Exactly as written, print each record in the listing.

---*---

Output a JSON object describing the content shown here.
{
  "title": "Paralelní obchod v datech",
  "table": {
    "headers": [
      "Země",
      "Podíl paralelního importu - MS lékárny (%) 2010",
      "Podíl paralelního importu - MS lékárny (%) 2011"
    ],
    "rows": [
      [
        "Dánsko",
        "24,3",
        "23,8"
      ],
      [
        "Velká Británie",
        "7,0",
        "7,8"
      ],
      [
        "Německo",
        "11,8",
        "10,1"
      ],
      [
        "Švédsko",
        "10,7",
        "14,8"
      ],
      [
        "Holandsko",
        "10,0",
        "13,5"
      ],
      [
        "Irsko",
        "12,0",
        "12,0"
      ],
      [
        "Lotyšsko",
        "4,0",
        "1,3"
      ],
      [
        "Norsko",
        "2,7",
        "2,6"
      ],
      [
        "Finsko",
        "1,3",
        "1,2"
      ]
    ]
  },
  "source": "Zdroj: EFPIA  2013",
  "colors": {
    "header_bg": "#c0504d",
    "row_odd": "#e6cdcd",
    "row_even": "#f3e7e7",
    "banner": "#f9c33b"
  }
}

---*---

• _Exercise result_
Output a JSON object describing the content shown here.
{
  "title": "Paralelní obchod v datech",
  "table": {
    "headers": [
      "Země",
      "Podíl paralelního importu - MS lékárny (%) 2010",
      "Podíl paralelního importu - MS lékárny (%) 2011"
    ],
    "rows": [
      [
        "Dánsko",
        "24,3",
        "23,8"
      ],
      [
        "Velká Británie",
        "7,0",
        "7,8"
      ],
      [
        "Německo",
        "11,8",
        "10,1"
      ],
      [
        "Švédsko",
        "10,7",
        "14,8"
      ],
      [
        "Holandsko",
        "10,0",
        "13,5"
      ],
      [
        "Irsko",
        "12,0",
        "12,0"
      ],
      [
        "Lotyšsko",
        "4,0",
        "1,3"
      ],
      [
        "Norsko",
        "2,7",
        "2,6"
      ],
      [
        "Finsko",
        "1,3",
        "1,2"
      ]
    ]
  },
  "source": "Zdroj: EFPIA  2013",
  "colors": {
    "header_bg": "#c0504d",
    "row_odd": "#e6cdcd",
    "row_even": "#f3e7e7",
    "banner": "#f9c33b"
  }
}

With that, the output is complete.